#### Problem description:
Print the entries in full, word for word, but not the pictures.

#### Task material:
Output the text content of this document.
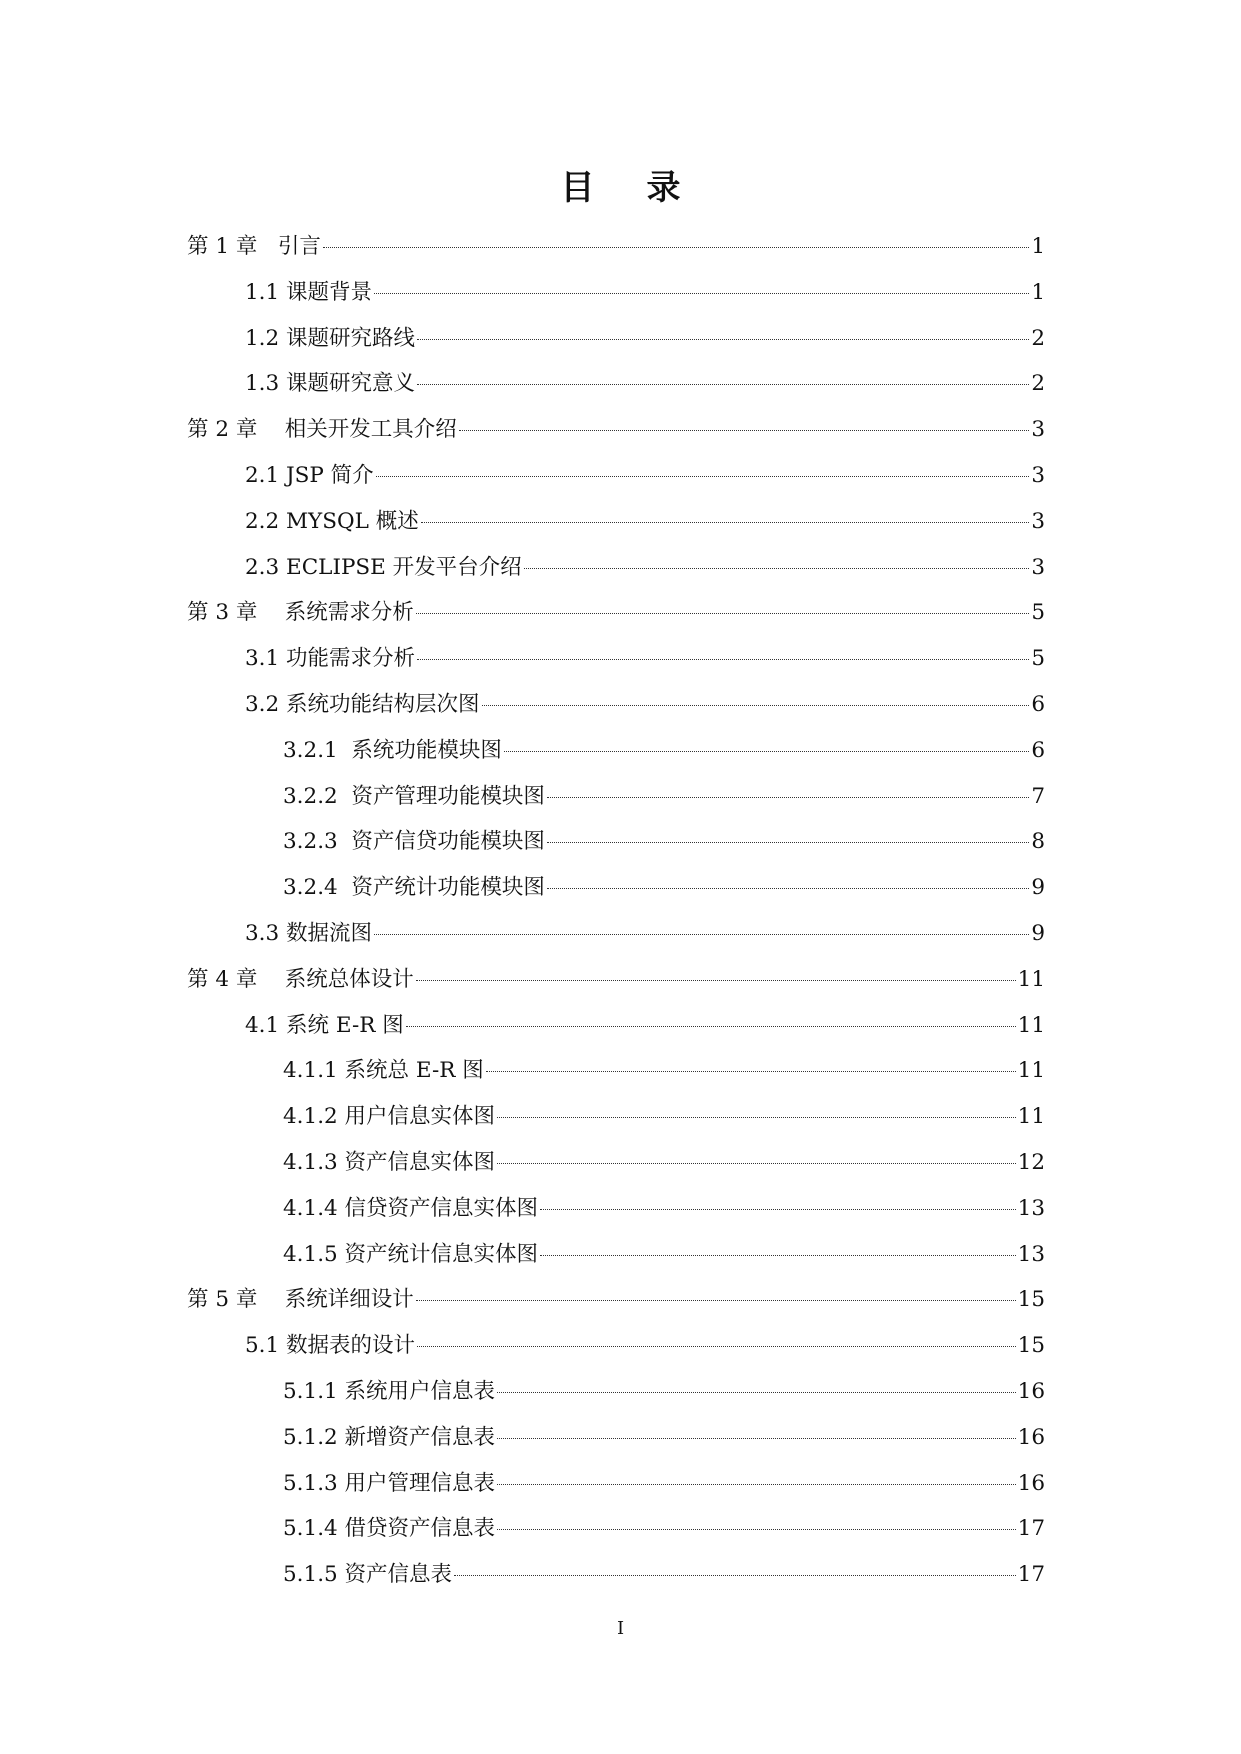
目录
第 1 章 引言	1
1.1 课题背景	1
1.2 课题研究路线	2
1.3 课题研究意义	2
第 2 章 相关开发工具介绍	3
2.1 JSP 简介	3
2.2 MYSQL 概述	3
2.3 ECLIPSE 开发平台介绍	3
第 3 章 系统需求分析	5
3.1 功能需求分析	5
3.2 系统功能结构层次图	6
3.2.1 系统功能模块图	6
3.2.2 资产管理功能模块图	7
3.2.3 资产信贷功能模块图	8
3.2.4 资产统计功能模块图	9
3.3 数据流图	9
第 4 章 系统总体设计	11
4.1 系统 E-R 图	11
4.1.1 系统总 E-R 图	11
4.1.2 用户信息实体图	11
4.1.3 资产信息实体图	12
4.1.4 信贷资产信息实体图	13
4.1.5 资产统计信息实体图	13
第 5 章 系统详细设计	15
5.1 数据表的设计	15
5.1.1 系统用户信息表	16
5.1.2 新增资产信息表	16
5.1.3 用户管理信息表	16
5.1.4 借贷资产信息表	17
5.1.5 资产信息表	17
I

#### Solved problem:
Output the text content of this document.
目录
第 1 章 引言	1
1.1 课题背景	1
1.2 课题研究路线	2
1.3 课题研究意义	2
第 2 章 相关开发工具介绍	3
2.1 JSP 简介	3
2.2 MYSQL 概述	3
2.3 ECLIPSE 开发平台介绍	3
第 3 章 系统需求分析	5
3.1 功能需求分析	5
3.2 系统功能结构层次图	6
3.2.1 系统功能模块图	6
3.2.2 资产管理功能模块图	7
3.2.3 资产信贷功能模块图	8
3.2.4 资产统计功能模块图	9
3.3 数据流图	9
第 4 章 系统总体设计	11
4.1 系统 E-R 图	11
4.1.1 系统总 E-R 图	11
4.1.2 用户信息实体图	11
4.1.3 资产信息实体图	12
4.1.4 信贷资产信息实体图	13
4.1.5 资产统计信息实体图	13
第 5 章 系统详细设计	15
5.1 数据表的设计	15
5.1.1 系统用户信息表	16
5.1.2 新增资产信息表	16
5.1.3 用户管理信息表	16
5.1.4 借贷资产信息表	17
5.1.5 资产信息表	17
I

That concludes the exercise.